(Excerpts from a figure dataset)
════

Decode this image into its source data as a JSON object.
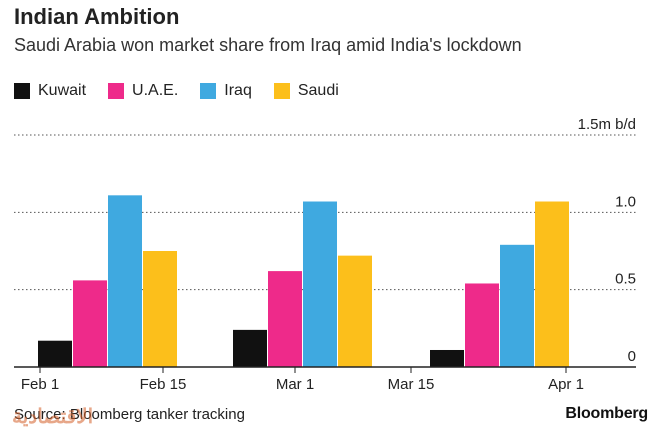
{
  "header": {
    "title": "Indian Ambition",
    "subtitle": "Saudi Arabia won market share from Iraq amid India's lockdown"
  },
  "footer": {
    "source": "Source: Bloomberg tanker tracking",
    "brand": "Bloomberg",
    "watermark": "الاقتصادية"
  },
  "chart_data": {
    "type": "bar",
    "title": "Indian Ambition",
    "subtitle": "Saudi Arabia won market share from Iraq amid India's lockdown",
    "unit_label": "1.5m b/d",
    "ylim": [
      0,
      1.5
    ],
    "yticks": [
      0,
      0.5,
      1.0,
      1.5
    ],
    "ytick_labels": [
      "0",
      "0.5",
      "1.0",
      "1.5m b/d"
    ],
    "grid": true,
    "legend_position": "top-left",
    "x_ticks": [
      {
        "label": "Feb 1",
        "slot": 0
      },
      {
        "label": "Feb 15",
        "slot": 1
      },
      {
        "label": "Mar 1",
        "slot": 2
      },
      {
        "label": "Mar 15",
        "slot": 3
      },
      {
        "label": "Apr 1",
        "slot": 4
      }
    ],
    "categories": [
      "Feb",
      "Mar",
      "Apr"
    ],
    "series": [
      {
        "name": "Kuwait",
        "color": "#111111",
        "values": [
          0.17,
          0.24,
          0.11
        ]
      },
      {
        "name": "U.A.E.",
        "color": "#ee2a8a",
        "values": [
          0.56,
          0.62,
          0.54
        ]
      },
      {
        "name": "Iraq",
        "color": "#3fa9e0",
        "values": [
          1.11,
          1.07,
          0.79
        ]
      },
      {
        "name": "Saudi",
        "color": "#fcbf1b",
        "values": [
          0.75,
          0.72,
          1.07
        ]
      }
    ]
  }
}
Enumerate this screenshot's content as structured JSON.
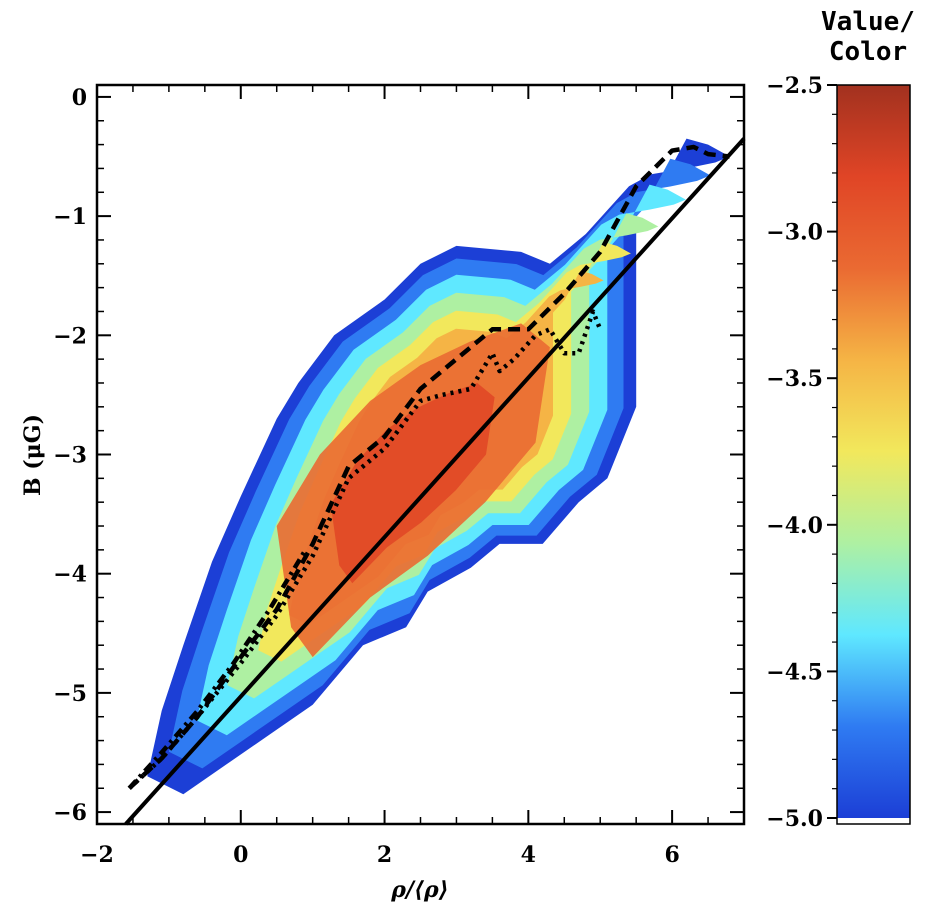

════

Repeat the material above in full and exactly, omitting the pictures.

EXERCISE OUTPUT ▸
Decode this image into its source data as a JSON object.
{
  "header": {
    "title": "Indian Ambition",
    "subtitle": "Saudi Arabia won market share from Iraq amid India's lockdown"
  },
  "footer": {
    "source": "Source: Bloomberg tanker tracking",
    "brand": "Bloomberg",
    "watermark": "الاقتصادية"
  },
  "chart_data": {
    "type": "bar",
    "title": "Indian Ambition",
    "subtitle": "Saudi Arabia won market share from Iraq amid India's lockdown",
    "unit_label": "1.5m b/d",
    "ylim": [
      0,
      1.5
    ],
    "yticks": [
      0,
      0.5,
      1.0,
      1.5
    ],
    "ytick_labels": [
      "0",
      "0.5",
      "1.0",
      "1.5m b/d"
    ],
    "grid": true,
    "legend_position": "top-left",
    "x_ticks": [
      {
        "label": "Feb 1",
        "slot": 0
      },
      {
        "label": "Feb 15",
        "slot": 1
      },
      {
        "label": "Mar 1",
        "slot": 2
      },
      {
        "label": "Mar 15",
        "slot": 3
      },
      {
        "label": "Apr 1",
        "slot": 4
      }
    ],
    "categories": [
      "Feb",
      "Mar",
      "Apr"
    ],
    "series": [
      {
        "name": "Kuwait",
        "color": "#111111",
        "values": [
          0.17,
          0.24,
          0.11
        ]
      },
      {
        "name": "U.A.E.",
        "color": "#ee2a8a",
        "values": [
          0.56,
          0.62,
          0.54
        ]
      },
      {
        "name": "Iraq",
        "color": "#3fa9e0",
        "values": [
          1.11,
          1.07,
          0.79
        ]
      },
      {
        "name": "Saudi",
        "color": "#fcbf1b",
        "values": [
          0.75,
          0.72,
          1.07
        ]
      }
    ]
  }
}
Enumerate this screenshot's content as structured JSON.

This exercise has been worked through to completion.